* _Directions_: What is needed is an exact copy of the entries below, from the line that contains "Type out the text in this image." through the final line, both included, and nothing else.
--- begin Record set ---
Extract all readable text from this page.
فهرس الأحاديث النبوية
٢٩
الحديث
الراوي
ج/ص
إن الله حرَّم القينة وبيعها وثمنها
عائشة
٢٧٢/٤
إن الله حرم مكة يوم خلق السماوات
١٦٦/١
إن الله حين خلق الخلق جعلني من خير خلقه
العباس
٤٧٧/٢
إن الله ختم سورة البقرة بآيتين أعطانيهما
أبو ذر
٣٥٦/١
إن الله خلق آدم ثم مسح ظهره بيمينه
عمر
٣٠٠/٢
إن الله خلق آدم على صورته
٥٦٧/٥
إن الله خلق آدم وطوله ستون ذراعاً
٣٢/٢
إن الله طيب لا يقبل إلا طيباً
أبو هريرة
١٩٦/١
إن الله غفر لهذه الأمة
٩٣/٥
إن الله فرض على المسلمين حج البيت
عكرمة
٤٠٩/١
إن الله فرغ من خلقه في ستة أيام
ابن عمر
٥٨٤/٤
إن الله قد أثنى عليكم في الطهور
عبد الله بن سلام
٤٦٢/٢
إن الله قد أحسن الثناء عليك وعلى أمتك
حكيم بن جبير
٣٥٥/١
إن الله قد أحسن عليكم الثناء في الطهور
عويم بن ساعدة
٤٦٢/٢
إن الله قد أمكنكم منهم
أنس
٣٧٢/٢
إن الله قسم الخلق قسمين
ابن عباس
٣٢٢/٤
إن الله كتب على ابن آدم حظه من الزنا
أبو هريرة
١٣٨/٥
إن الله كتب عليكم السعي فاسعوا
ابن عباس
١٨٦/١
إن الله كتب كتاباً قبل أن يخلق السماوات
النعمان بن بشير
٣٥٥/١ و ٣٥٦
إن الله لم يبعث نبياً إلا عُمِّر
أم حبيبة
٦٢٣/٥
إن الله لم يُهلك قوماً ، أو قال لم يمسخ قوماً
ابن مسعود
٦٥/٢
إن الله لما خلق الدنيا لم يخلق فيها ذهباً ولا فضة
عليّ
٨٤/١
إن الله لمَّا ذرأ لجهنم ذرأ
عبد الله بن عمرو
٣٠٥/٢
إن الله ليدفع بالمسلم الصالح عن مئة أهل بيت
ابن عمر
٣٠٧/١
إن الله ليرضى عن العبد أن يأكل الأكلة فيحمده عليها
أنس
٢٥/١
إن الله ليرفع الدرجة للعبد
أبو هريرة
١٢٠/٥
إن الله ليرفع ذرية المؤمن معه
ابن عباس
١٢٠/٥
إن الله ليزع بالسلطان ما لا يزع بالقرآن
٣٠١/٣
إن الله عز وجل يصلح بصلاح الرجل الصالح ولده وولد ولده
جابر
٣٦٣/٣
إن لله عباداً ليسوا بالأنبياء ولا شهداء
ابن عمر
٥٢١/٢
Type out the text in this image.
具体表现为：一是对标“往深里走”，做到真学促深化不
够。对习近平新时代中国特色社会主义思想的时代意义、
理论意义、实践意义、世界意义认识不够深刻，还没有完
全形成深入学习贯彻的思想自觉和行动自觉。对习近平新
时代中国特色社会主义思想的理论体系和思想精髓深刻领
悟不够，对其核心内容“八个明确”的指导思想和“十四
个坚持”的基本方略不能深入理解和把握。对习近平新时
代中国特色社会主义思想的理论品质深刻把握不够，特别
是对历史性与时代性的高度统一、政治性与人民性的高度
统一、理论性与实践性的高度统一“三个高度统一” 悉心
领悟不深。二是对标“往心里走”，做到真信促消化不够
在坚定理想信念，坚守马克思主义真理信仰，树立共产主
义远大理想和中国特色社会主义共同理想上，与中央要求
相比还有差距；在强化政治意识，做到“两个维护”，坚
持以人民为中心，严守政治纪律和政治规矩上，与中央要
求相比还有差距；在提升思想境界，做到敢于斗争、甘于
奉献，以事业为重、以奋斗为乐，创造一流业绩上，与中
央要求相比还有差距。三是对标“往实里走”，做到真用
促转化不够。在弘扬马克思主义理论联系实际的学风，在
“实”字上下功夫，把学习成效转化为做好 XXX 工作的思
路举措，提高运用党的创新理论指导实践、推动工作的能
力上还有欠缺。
--- end Record set ---
* _The completed task_:
Type out the text in this image.
具体表现为：一是对标“往深里走”，做到真学促深化不
够。对习近平新时代中国特色社会主义思想的时代意义、
理论意义、实践意义、世界意义认识不够深刻，还没有完
全形成深入学习贯彻的思想自觉和行动自觉。对习近平新
时代中国特色社会主义思想的理论体系和思想精髓深刻领
悟不够，对其核心内容“八个明确”的指导思想和“十四
个坚持”的基本方略不能深入理解和把握。对习近平新时
代中国特色社会主义思想的理论品质深刻把握不够，特别
是对历史性与时代性的高度统一、政治性与人民性的高度
统一、理论性与实践性的高度统一“三个高度统一” 悉心
领悟不深。二是对标“往心里走”，做到真信促消化不够
在坚定理想信念，坚守马克思主义真理信仰，树立共产主
义远大理想和中国特色社会主义共同理想上，与中央要求
相比还有差距；在强化政治意识，做到“两个维护”，坚
持以人民为中心，严守政治纪律和政治规矩上，与中央要
求相比还有差距；在提升思想境界，做到敢于斗争、甘于
奉献，以事业为重、以奋斗为乐，创造一流业绩上，与中
央要求相比还有差距。三是对标“往实里走”，做到真用
促转化不够。在弘扬马克思主义理论联系实际的学风，在
“实”字上下功夫，把学习成效转化为做好 XXX 工作的思
路举措，提高运用党的创新理论指导实践、推动工作的能
力上还有欠缺。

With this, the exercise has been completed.